Objective: Return all entries precisely as they stand, without the images.
↓
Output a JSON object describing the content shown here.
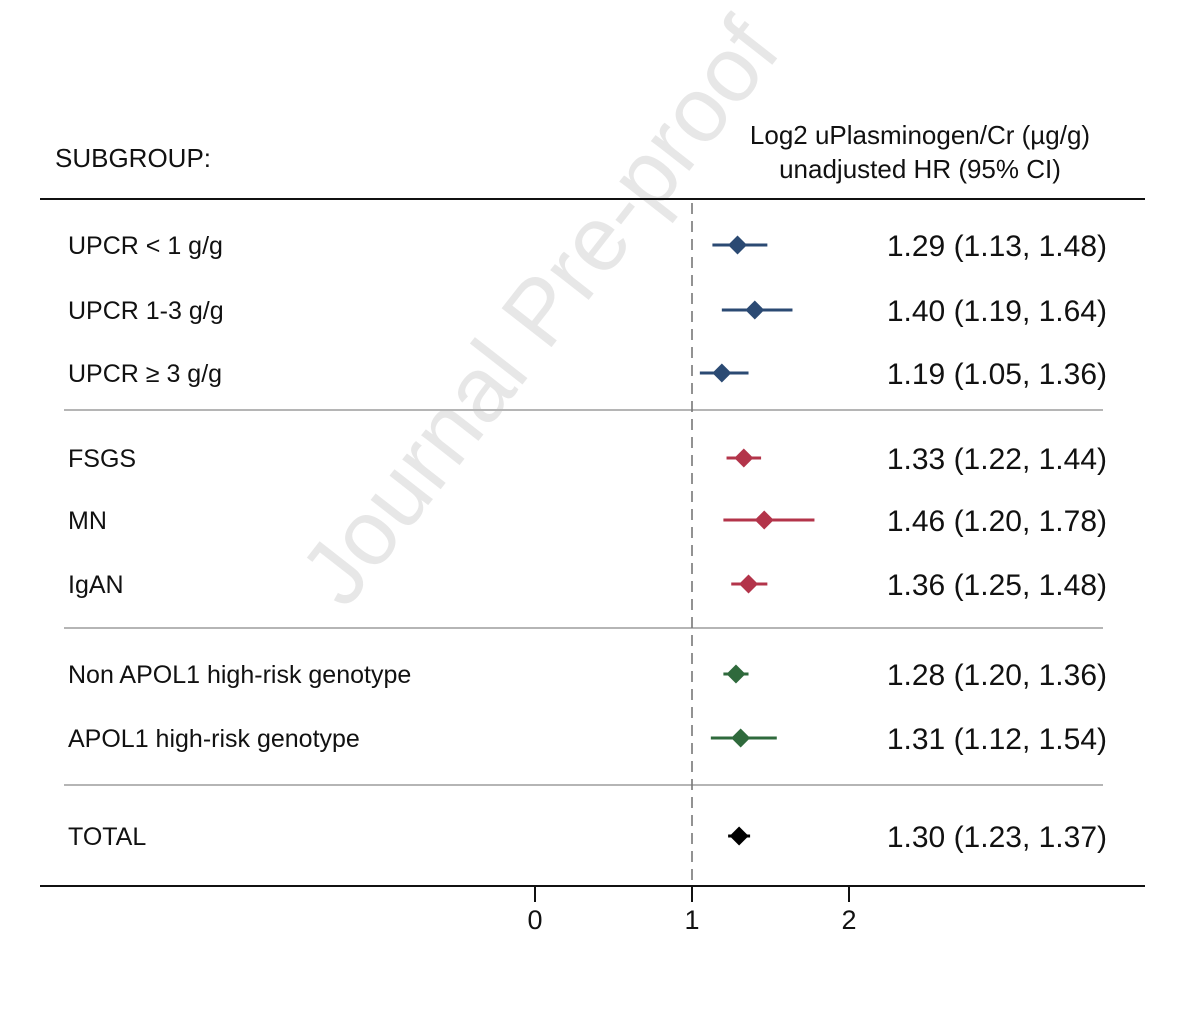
{
  "header": {
    "subgroup_label": "SUBGROUP:",
    "column_title_line1": "Log2 uPlasminogen/Cr (µg/g)",
    "column_title_line2": "unadjusted HR (95% CI)"
  },
  "watermark": "Journal Pre-proof",
  "chart_data": {
    "type": "forest",
    "xlim": [
      0,
      2
    ],
    "reference_line": 1,
    "x_ticks": [
      "0",
      "1",
      "2"
    ],
    "groups": [
      {
        "color": "#2b4a73",
        "rows": [
          {
            "label": "UPCR < 1 g/g",
            "hr": 1.29,
            "lo": 1.13,
            "hi": 1.48,
            "text": "1.29 (1.13, 1.48)"
          },
          {
            "label": "UPCR 1-3 g/g",
            "hr": 1.4,
            "lo": 1.19,
            "hi": 1.64,
            "text": "1.40 (1.19, 1.64)"
          },
          {
            "label": "UPCR ≥ 3 g/g",
            "hr": 1.19,
            "lo": 1.05,
            "hi": 1.36,
            "text": "1.19 (1.05, 1.36)"
          }
        ]
      },
      {
        "color": "#b3344a",
        "rows": [
          {
            "label": "FSGS",
            "hr": 1.33,
            "lo": 1.22,
            "hi": 1.44,
            "text": "1.33 (1.22, 1.44)"
          },
          {
            "label": "MN",
            "hr": 1.46,
            "lo": 1.2,
            "hi": 1.78,
            "text": "1.46 (1.20, 1.78)"
          },
          {
            "label": "IgAN",
            "hr": 1.36,
            "lo": 1.25,
            "hi": 1.48,
            "text": "1.36 (1.25, 1.48)"
          }
        ]
      },
      {
        "color": "#2f6a3c",
        "rows": [
          {
            "label": "Non APOL1 high-risk genotype",
            "hr": 1.28,
            "lo": 1.2,
            "hi": 1.36,
            "text": "1.28 (1.20, 1.36)"
          },
          {
            "label": "APOL1 high-risk genotype",
            "hr": 1.31,
            "lo": 1.12,
            "hi": 1.54,
            "text": "1.31 (1.12, 1.54)"
          }
        ]
      },
      {
        "color": "#000000",
        "rows": [
          {
            "label": "TOTAL",
            "hr": 1.3,
            "lo": 1.23,
            "hi": 1.37,
            "text": "1.30 (1.23, 1.37)"
          }
        ]
      }
    ]
  }
}
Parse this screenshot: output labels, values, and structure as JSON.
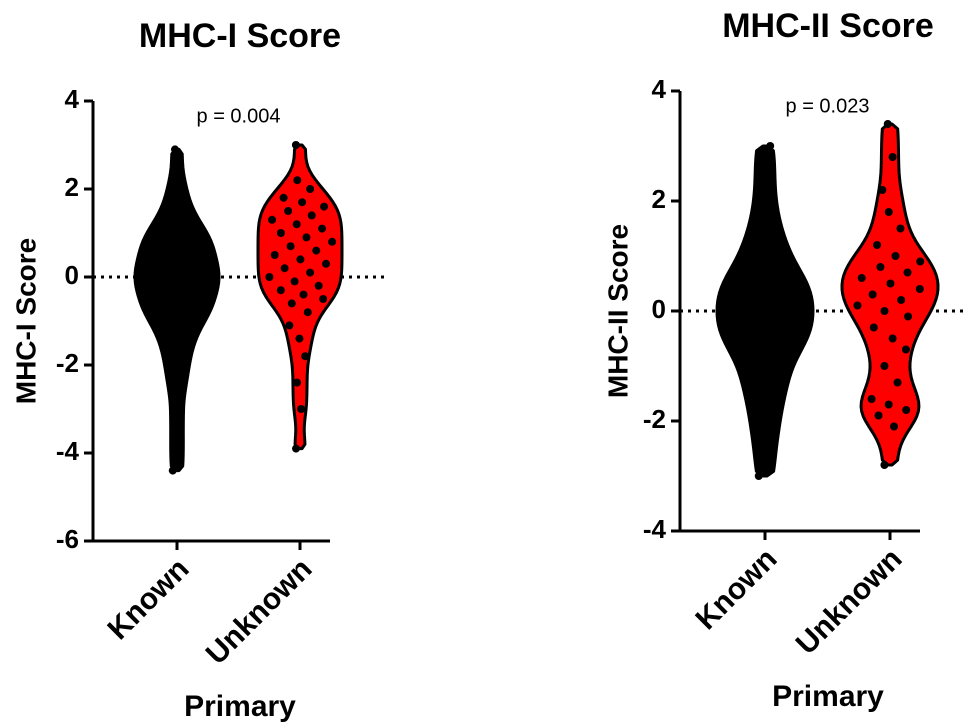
{
  "chart_data": [
    {
      "type": "violin",
      "title": "MHC-I Score",
      "annotation": "p = 0.004",
      "x_label": "Primary",
      "y_label": "MHC-I Score",
      "categories": [
        "Known",
        "Unknown"
      ],
      "colors": [
        "#000000",
        "#ff0000"
      ],
      "values": [
        [
          -4.4,
          -3.8,
          -3.2,
          -2.6,
          -2.2,
          -1.9,
          -1.6,
          -1.4,
          -1.2,
          -1.0,
          -0.9,
          -0.8,
          -0.7,
          -0.6,
          -0.5,
          -0.4,
          -0.3,
          -0.2,
          -0.1,
          0,
          0,
          0.1,
          0.2,
          0.3,
          0.4,
          0.5,
          0.6,
          0.7,
          0.8,
          0.9,
          1.0,
          1.1,
          1.3,
          1.5,
          1.8,
          2.2,
          2.9
        ],
        [
          -3.9,
          -3.0,
          -2.4,
          -1.8,
          -1.4,
          -1.1,
          -0.8,
          -0.6,
          -0.5,
          -0.4,
          -0.3,
          -0.2,
          -0.1,
          0,
          0.1,
          0.2,
          0.3,
          0.4,
          0.5,
          0.6,
          0.7,
          0.8,
          0.9,
          1.0,
          1.1,
          1.2,
          1.3,
          1.4,
          1.5,
          1.6,
          1.7,
          1.8,
          2.0,
          2.2,
          3.0
        ]
      ],
      "reference_line": 0,
      "ylim": [
        -6,
        4
      ],
      "yticks": [
        -6,
        -4,
        -2,
        0,
        2,
        4
      ]
    },
    {
      "type": "violin",
      "title": "MHC-II Score",
      "annotation": "p = 0.023",
      "x_label": "Primary",
      "y_label": "MHC-II Score",
      "categories": [
        "Known",
        "Unknown"
      ],
      "colors": [
        "#000000",
        "#ff0000"
      ],
      "values": [
        [
          -3.0,
          -2.5,
          -2.1,
          -1.8,
          -1.5,
          -1.3,
          -1.1,
          -0.9,
          -0.7,
          -0.6,
          -0.5,
          -0.4,
          -0.3,
          -0.2,
          -0.1,
          0,
          0.1,
          0.2,
          0.3,
          0.4,
          0.5,
          0.6,
          0.7,
          0.9,
          1.1,
          1.3,
          1.6,
          2.0,
          2.5,
          3.0
        ],
        [
          -2.8,
          -2.1,
          -1.9,
          -1.8,
          -1.7,
          -1.6,
          -1.3,
          -1.0,
          -0.7,
          -0.5,
          -0.3,
          -0.1,
          0,
          0.1,
          0.2,
          0.3,
          0.4,
          0.5,
          0.6,
          0.7,
          0.8,
          0.9,
          1.0,
          1.2,
          1.5,
          1.8,
          2.2,
          2.8,
          3.4
        ]
      ],
      "reference_line": 0,
      "ylim": [
        -4,
        4
      ],
      "yticks": [
        -4,
        -2,
        0,
        2,
        4
      ]
    }
  ]
}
↑
In response:
Output a JSON object describing the content shown here.
{
  "header": {
    "subgroup_label": "SUBGROUP:",
    "column_title_line1": "Log2 uPlasminogen/Cr (µg/g)",
    "column_title_line2": "unadjusted HR (95% CI)"
  },
  "watermark": "Journal Pre-proof",
  "chart_data": {
    "type": "forest",
    "xlim": [
      0,
      2
    ],
    "reference_line": 1,
    "x_ticks": [
      "0",
      "1",
      "2"
    ],
    "groups": [
      {
        "color": "#2b4a73",
        "rows": [
          {
            "label": "UPCR < 1 g/g",
            "hr": 1.29,
            "lo": 1.13,
            "hi": 1.48,
            "text": "1.29 (1.13, 1.48)"
          },
          {
            "label": "UPCR 1-3 g/g",
            "hr": 1.4,
            "lo": 1.19,
            "hi": 1.64,
            "text": "1.40 (1.19, 1.64)"
          },
          {
            "label": "UPCR ≥ 3 g/g",
            "hr": 1.19,
            "lo": 1.05,
            "hi": 1.36,
            "text": "1.19 (1.05, 1.36)"
          }
        ]
      },
      {
        "color": "#b3344a",
        "rows": [
          {
            "label": "FSGS",
            "hr": 1.33,
            "lo": 1.22,
            "hi": 1.44,
            "text": "1.33 (1.22, 1.44)"
          },
          {
            "label": "MN",
            "hr": 1.46,
            "lo": 1.2,
            "hi": 1.78,
            "text": "1.46 (1.20, 1.78)"
          },
          {
            "label": "IgAN",
            "hr": 1.36,
            "lo": 1.25,
            "hi": 1.48,
            "text": "1.36 (1.25, 1.48)"
          }
        ]
      },
      {
        "color": "#2f6a3c",
        "rows": [
          {
            "label": "Non APOL1 high-risk genotype",
            "hr": 1.28,
            "lo": 1.2,
            "hi": 1.36,
            "text": "1.28 (1.20, 1.36)"
          },
          {
            "label": "APOL1 high-risk genotype",
            "hr": 1.31,
            "lo": 1.12,
            "hi": 1.54,
            "text": "1.31 (1.12, 1.54)"
          }
        ]
      },
      {
        "color": "#000000",
        "rows": [
          {
            "label": "TOTAL",
            "hr": 1.3,
            "lo": 1.23,
            "hi": 1.37,
            "text": "1.30 (1.23, 1.37)"
          }
        ]
      }
    ]
  }
}
Parse this screenshot: output labels, values, and structure as JSON.
{
  "chart_data": [
    {
      "type": "violin",
      "title": "MHC-I Score",
      "annotation": "p = 0.004",
      "x_label": "Primary",
      "y_label": "MHC-I Score",
      "categories": [
        "Known",
        "Unknown"
      ],
      "colors": [
        "#000000",
        "#ff0000"
      ],
      "values": [
        [
          -4.4,
          -3.8,
          -3.2,
          -2.6,
          -2.2,
          -1.9,
          -1.6,
          -1.4,
          -1.2,
          -1.0,
          -0.9,
          -0.8,
          -0.7,
          -0.6,
          -0.5,
          -0.4,
          -0.3,
          -0.2,
          -0.1,
          0,
          0,
          0.1,
          0.2,
          0.3,
          0.4,
          0.5,
          0.6,
          0.7,
          0.8,
          0.9,
          1.0,
          1.1,
          1.3,
          1.5,
          1.8,
          2.2,
          2.9
        ],
        [
          -3.9,
          -3.0,
          -2.4,
          -1.8,
          -1.4,
          -1.1,
          -0.8,
          -0.6,
          -0.5,
          -0.4,
          -0.3,
          -0.2,
          -0.1,
          0,
          0.1,
          0.2,
          0.3,
          0.4,
          0.5,
          0.6,
          0.7,
          0.8,
          0.9,
          1.0,
          1.1,
          1.2,
          1.3,
          1.4,
          1.5,
          1.6,
          1.7,
          1.8,
          2.0,
          2.2,
          3.0
        ]
      ],
      "reference_line": 0,
      "ylim": [
        -6,
        4
      ],
      "yticks": [
        -6,
        -4,
        -2,
        0,
        2,
        4
      ]
    },
    {
      "type": "violin",
      "title": "MHC-II Score",
      "annotation": "p = 0.023",
      "x_label": "Primary",
      "y_label": "MHC-II Score",
      "categories": [
        "Known",
        "Unknown"
      ],
      "colors": [
        "#000000",
        "#ff0000"
      ],
      "values": [
        [
          -3.0,
          -2.5,
          -2.1,
          -1.8,
          -1.5,
          -1.3,
          -1.1,
          -0.9,
          -0.7,
          -0.6,
          -0.5,
          -0.4,
          -0.3,
          -0.2,
          -0.1,
          0,
          0.1,
          0.2,
          0.3,
          0.4,
          0.5,
          0.6,
          0.7,
          0.9,
          1.1,
          1.3,
          1.6,
          2.0,
          2.5,
          3.0
        ],
        [
          -2.8,
          -2.1,
          -1.9,
          -1.8,
          -1.7,
          -1.6,
          -1.3,
          -1.0,
          -0.7,
          -0.5,
          -0.3,
          -0.1,
          0,
          0.1,
          0.2,
          0.3,
          0.4,
          0.5,
          0.6,
          0.7,
          0.8,
          0.9,
          1.0,
          1.2,
          1.5,
          1.8,
          2.2,
          2.8,
          3.4
        ]
      ],
      "reference_line": 0,
      "ylim": [
        -4,
        4
      ],
      "yticks": [
        -4,
        -2,
        0,
        2,
        4
      ]
    }
  ]
}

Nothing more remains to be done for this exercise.